# [Directions]
Pictures aside, repeat every entry exactly.

# [Information given]
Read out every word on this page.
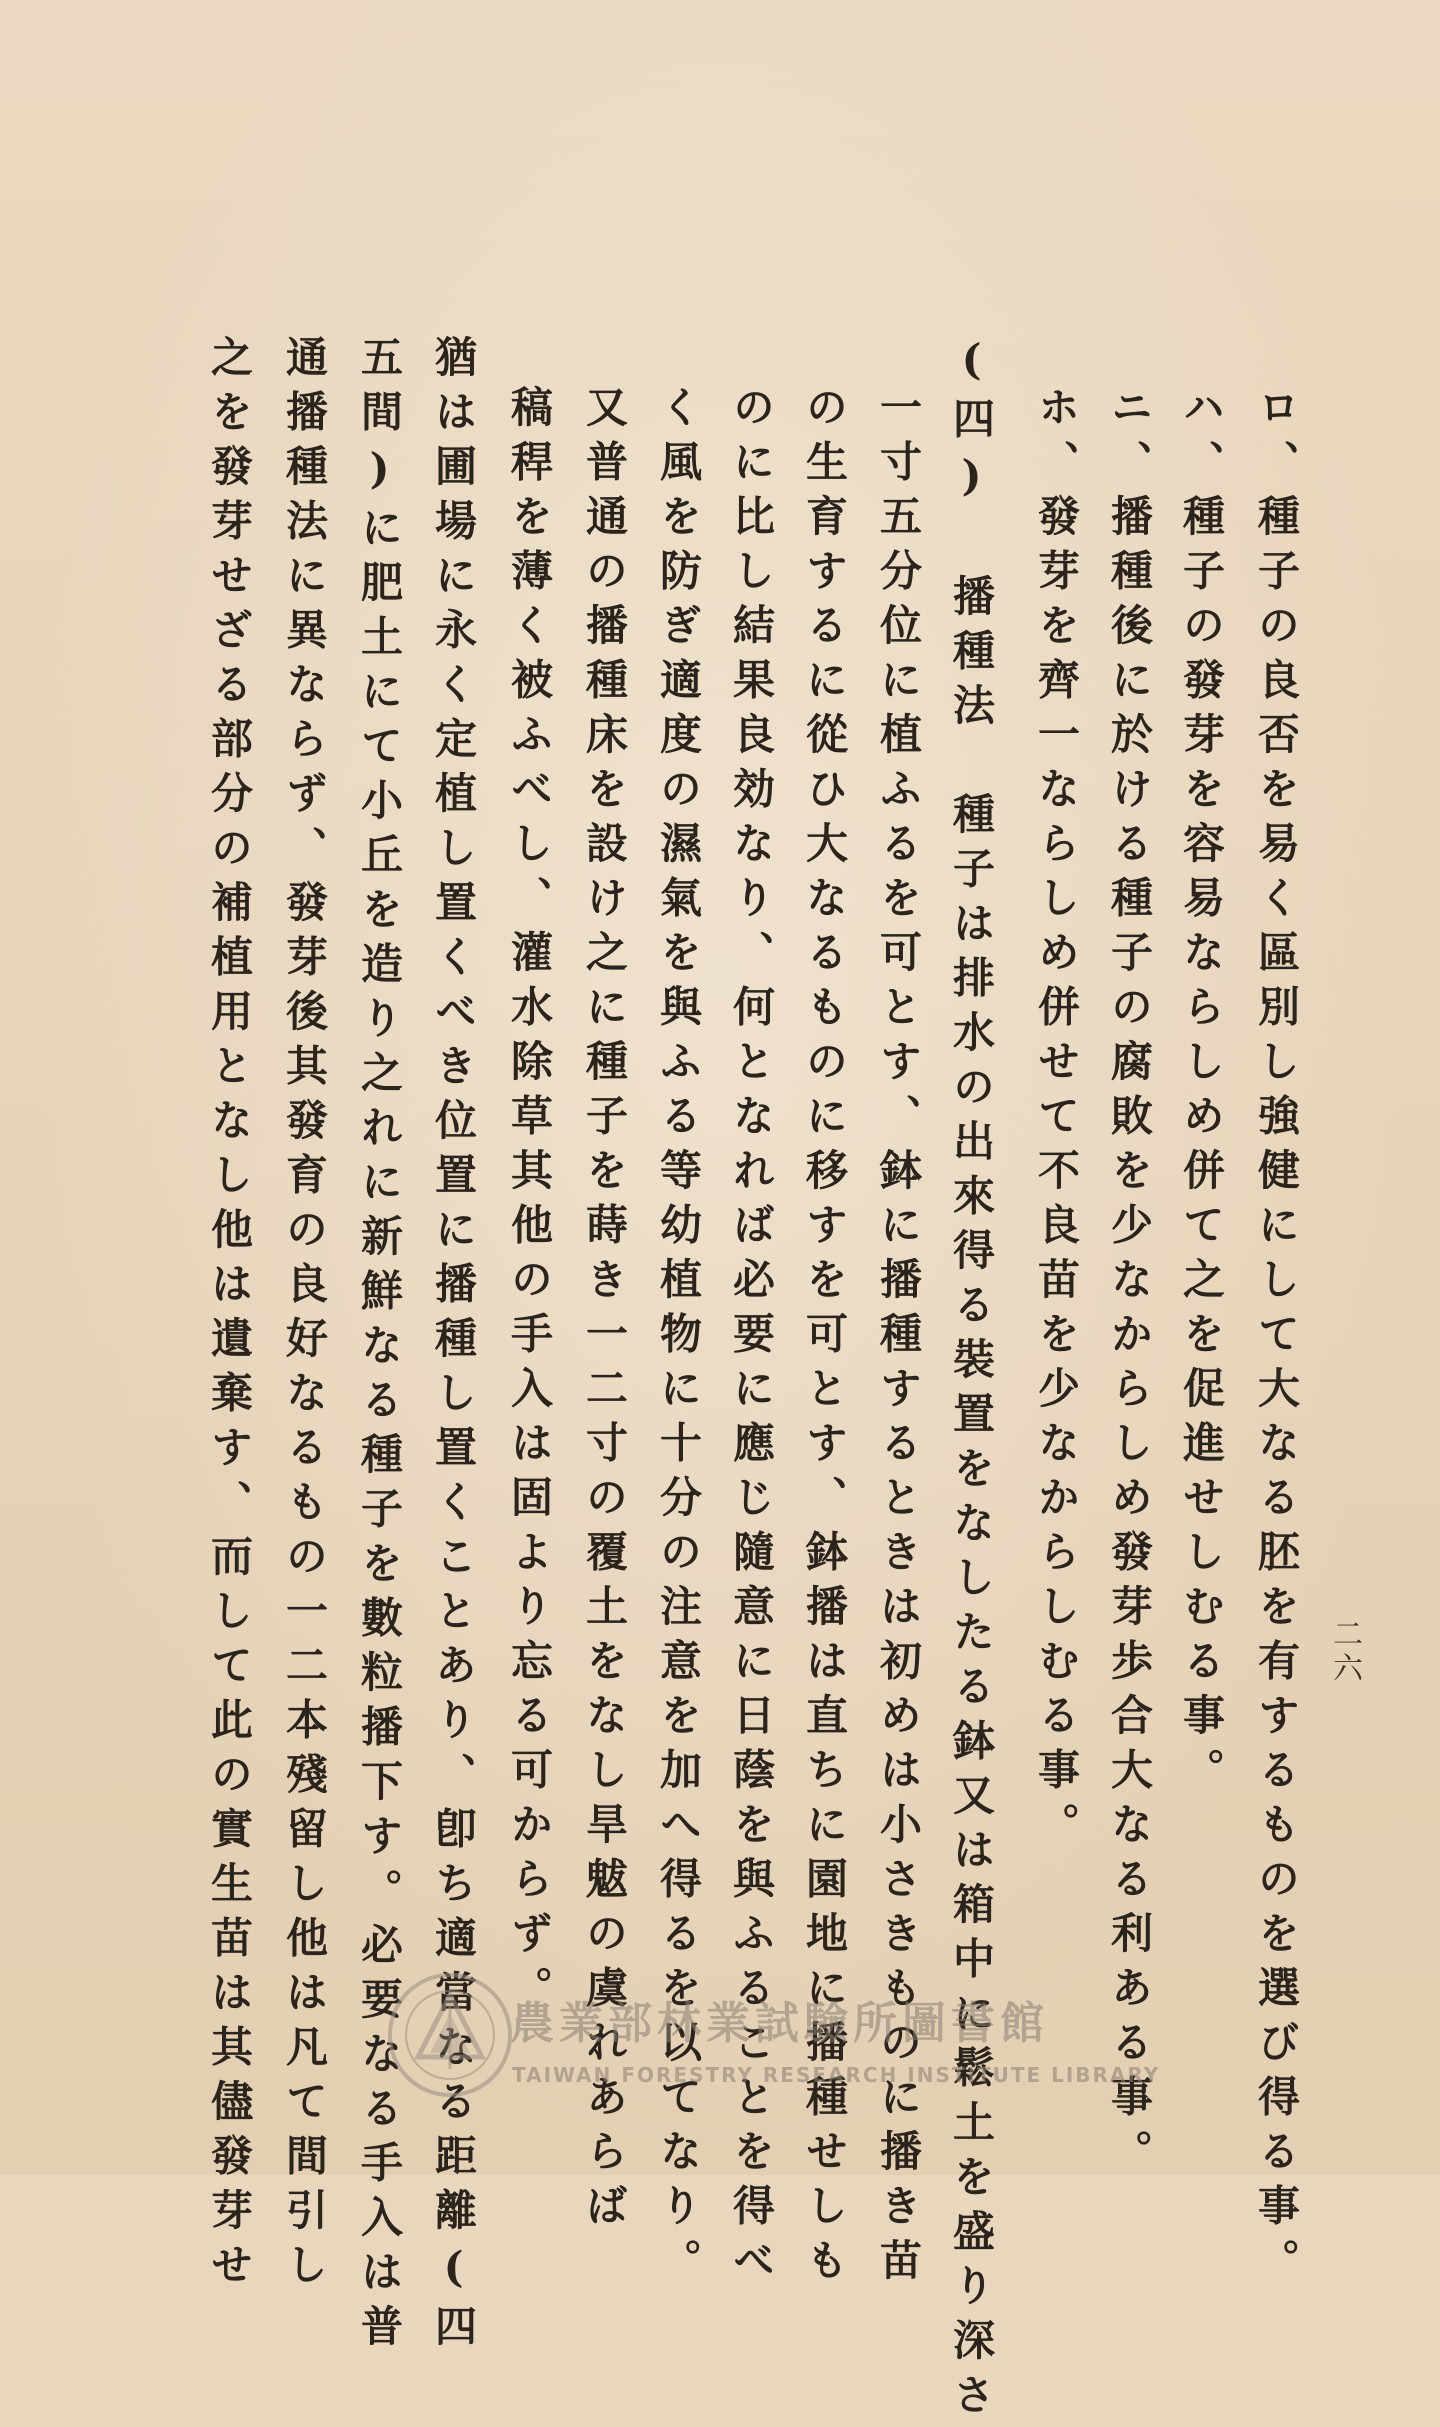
二六
ロ、種子の良否を易く區別し強健にして大なる胚を有するものを選び得る事。
ハ、種子の發芽を容易ならしめ併て之を促進せしむる事。
ニ、播種後に於ける種子の腐敗を少なからしめ發芽歩合大なる利ある事。
ホ、發芽を齊一ならしめ併せて不良苗を少なからしむる事。
(四) 播種法　種子は排水の出來得る裝置をなしたる鉢又は箱中に鬆土を盛り深さ
一寸五分位に植ふるを可とす、鉢に播種するときは初めは小さきものに播き苗
の生育するに從ひ大なるものに移すを可とす、鉢播は直ちに園地に播種せしも
のに比し結果良効なり、何となれば必要に應じ隨意に日蔭を與ふることを得べ
く風を防ぎ適度の濕氣を與ふる等幼植物に十分の注意を加へ得るを以てなり。
又普通の播種床を設け之に種子を蒔き一二寸の覆土をなし旱魃の虞れあらば
稿稈を薄く被ふべし、灌水除草其他の手入は固より忘る可からず。
猶は圃場に永く定植し置くべき位置に播種し置くことあり、卽ち適當なる距離(四
五間)に肥土にて小丘を造り之れに新鮮なる種子を數粒播下す。必要なる手入は普
通播種法に異ならず、發芽後其發育の良好なるもの一二本殘留し他は凡て間引し
之を發芽せざる部分の補植用となし他は遺棄す、而して此の實生苗は其儘發芽せ	農業部林業試驗所圖書館
TAIWAN FORESTRY RESEARCH INSTITUTE LIBRARY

# [Complete output]
Read out every word on this page.
二六
ロ、種子の良否を易く區別し強健にして大なる胚を有するものを選び得る事。
ハ、種子の發芽を容易ならしめ併て之を促進せしむる事。
ニ、播種後に於ける種子の腐敗を少なからしめ發芽歩合大なる利ある事。
ホ、發芽を齊一ならしめ併せて不良苗を少なからしむる事。
(四) 播種法　種子は排水の出來得る裝置をなしたる鉢又は箱中に鬆土を盛り深さ
一寸五分位に植ふるを可とす、鉢に播種するときは初めは小さきものに播き苗
の生育するに從ひ大なるものに移すを可とす、鉢播は直ちに園地に播種せしも
のに比し結果良効なり、何となれば必要に應じ隨意に日蔭を與ふることを得べ
く風を防ぎ適度の濕氣を與ふる等幼植物に十分の注意を加へ得るを以てなり。
又普通の播種床を設け之に種子を蒔き一二寸の覆土をなし旱魃の虞れあらば
稿稈を薄く被ふべし、灌水除草其他の手入は固より忘る可からず。
猶は圃場に永く定植し置くべき位置に播種し置くことあり、卽ち適當なる距離(四
五間)に肥土にて小丘を造り之れに新鮮なる種子を數粒播下す。必要なる手入は普
通播種法に異ならず、發芽後其發育の良好なるもの一二本殘留し他は凡て間引し
之を發芽せざる部分の補植用となし他は遺棄す、而して此の實生苗は其儘發芽せ	農業部林業試驗所圖書館
TAIWAN FORESTRY RESEARCH INSTITUTE LIBRARY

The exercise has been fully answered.